[START]

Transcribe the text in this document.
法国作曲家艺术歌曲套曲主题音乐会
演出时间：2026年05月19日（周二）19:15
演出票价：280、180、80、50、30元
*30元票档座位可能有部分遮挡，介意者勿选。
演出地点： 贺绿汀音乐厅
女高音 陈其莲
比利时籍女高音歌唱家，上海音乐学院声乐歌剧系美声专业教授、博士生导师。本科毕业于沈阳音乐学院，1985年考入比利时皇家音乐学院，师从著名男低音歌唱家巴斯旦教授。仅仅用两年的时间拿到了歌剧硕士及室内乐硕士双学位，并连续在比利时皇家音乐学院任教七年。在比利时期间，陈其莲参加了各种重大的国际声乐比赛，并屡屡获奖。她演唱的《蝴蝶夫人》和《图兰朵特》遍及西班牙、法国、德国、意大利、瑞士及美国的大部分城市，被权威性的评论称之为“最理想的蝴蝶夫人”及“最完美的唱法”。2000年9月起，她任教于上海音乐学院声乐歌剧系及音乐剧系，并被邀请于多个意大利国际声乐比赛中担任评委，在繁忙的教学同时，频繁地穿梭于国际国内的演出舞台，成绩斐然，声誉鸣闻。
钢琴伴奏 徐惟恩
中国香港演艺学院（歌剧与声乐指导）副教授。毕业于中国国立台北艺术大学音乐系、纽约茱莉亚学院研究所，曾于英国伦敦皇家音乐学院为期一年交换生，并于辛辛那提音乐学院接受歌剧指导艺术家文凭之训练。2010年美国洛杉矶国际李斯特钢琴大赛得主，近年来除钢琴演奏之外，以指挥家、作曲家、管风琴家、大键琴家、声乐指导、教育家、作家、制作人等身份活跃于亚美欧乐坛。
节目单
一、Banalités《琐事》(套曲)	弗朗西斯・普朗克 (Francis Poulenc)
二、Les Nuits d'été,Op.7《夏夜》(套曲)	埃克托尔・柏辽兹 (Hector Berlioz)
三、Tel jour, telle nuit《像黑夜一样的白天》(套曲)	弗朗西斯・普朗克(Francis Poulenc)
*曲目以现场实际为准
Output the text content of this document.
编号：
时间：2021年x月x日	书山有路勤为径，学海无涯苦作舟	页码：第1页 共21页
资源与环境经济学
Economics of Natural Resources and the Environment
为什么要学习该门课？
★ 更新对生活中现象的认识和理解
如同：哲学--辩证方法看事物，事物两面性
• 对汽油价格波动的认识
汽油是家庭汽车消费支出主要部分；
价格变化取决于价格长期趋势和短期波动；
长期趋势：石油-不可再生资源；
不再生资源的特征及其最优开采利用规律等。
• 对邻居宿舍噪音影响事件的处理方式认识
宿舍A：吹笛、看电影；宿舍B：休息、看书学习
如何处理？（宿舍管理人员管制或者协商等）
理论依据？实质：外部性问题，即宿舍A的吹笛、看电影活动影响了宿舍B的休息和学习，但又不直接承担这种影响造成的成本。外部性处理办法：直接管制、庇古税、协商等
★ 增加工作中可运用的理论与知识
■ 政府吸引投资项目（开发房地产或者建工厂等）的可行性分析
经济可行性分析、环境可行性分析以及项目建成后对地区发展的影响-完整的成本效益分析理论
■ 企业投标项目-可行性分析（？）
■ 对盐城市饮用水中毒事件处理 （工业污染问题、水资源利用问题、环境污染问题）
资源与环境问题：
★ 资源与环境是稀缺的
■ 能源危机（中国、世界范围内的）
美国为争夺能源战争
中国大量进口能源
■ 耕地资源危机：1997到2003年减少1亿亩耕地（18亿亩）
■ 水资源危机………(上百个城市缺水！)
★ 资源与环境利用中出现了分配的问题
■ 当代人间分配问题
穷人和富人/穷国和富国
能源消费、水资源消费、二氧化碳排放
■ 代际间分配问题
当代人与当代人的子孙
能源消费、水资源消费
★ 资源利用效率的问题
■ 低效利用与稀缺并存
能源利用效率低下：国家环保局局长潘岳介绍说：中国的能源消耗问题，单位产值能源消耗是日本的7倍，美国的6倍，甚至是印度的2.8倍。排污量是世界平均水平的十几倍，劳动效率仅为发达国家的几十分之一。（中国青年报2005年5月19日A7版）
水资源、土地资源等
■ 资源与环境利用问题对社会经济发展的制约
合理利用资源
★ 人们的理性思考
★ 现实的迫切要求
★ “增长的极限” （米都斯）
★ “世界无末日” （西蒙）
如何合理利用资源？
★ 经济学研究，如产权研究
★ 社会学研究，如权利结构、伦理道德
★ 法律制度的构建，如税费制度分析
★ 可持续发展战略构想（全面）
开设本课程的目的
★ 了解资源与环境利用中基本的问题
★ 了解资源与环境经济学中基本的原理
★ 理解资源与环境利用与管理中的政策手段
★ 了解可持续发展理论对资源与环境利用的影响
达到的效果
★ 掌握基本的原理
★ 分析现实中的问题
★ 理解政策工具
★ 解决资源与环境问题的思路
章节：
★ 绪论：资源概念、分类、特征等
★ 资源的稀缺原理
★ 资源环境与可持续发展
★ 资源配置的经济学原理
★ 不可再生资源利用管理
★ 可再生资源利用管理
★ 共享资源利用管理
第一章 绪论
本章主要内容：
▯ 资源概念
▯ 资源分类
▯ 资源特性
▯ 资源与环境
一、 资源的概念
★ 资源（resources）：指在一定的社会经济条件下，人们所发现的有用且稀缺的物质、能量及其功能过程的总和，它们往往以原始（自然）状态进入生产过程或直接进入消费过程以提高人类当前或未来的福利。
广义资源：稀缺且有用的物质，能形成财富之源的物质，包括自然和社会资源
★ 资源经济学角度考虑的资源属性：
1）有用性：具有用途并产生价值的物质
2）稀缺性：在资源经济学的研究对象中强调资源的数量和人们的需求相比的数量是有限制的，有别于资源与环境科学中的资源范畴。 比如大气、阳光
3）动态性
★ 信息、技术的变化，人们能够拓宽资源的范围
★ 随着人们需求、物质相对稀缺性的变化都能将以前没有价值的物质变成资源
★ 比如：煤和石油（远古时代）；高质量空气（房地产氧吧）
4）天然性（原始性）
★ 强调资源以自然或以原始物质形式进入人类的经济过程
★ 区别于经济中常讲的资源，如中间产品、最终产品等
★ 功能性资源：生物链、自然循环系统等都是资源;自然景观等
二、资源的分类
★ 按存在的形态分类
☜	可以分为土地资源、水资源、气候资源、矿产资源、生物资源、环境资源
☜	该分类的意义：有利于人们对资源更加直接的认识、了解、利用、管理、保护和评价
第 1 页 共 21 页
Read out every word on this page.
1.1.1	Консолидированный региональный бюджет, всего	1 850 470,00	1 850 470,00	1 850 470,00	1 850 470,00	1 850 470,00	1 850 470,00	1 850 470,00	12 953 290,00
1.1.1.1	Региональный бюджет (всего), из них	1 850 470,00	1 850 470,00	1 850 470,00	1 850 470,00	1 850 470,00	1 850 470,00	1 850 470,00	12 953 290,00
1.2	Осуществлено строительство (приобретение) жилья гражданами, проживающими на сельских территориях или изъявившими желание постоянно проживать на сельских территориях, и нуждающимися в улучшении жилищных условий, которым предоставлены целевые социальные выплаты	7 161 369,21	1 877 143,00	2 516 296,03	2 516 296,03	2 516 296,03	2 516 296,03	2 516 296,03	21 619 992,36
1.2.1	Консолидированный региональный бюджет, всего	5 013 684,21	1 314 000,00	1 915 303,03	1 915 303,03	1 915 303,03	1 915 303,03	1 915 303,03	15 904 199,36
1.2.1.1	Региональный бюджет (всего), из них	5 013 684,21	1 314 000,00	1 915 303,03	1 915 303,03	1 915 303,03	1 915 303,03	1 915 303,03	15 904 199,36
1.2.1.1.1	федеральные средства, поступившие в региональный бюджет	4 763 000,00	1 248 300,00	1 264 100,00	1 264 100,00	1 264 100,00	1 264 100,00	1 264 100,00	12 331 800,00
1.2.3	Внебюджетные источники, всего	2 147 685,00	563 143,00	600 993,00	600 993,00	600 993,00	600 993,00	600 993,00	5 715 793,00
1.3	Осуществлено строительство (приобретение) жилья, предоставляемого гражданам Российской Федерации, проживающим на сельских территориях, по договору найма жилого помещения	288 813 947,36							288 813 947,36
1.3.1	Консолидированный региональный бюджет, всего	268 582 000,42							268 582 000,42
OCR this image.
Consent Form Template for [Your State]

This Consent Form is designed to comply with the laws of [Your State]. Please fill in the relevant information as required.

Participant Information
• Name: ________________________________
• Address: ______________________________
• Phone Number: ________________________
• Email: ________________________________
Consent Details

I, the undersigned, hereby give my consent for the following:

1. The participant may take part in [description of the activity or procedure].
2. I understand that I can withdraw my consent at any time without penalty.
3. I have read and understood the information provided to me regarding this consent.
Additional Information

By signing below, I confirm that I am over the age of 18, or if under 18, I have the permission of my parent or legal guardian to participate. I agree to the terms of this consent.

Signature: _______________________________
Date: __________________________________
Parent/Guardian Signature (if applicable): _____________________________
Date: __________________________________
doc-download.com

[END]

State how many lines above contain the string "Осуществлено", with no other words.

_In response_
2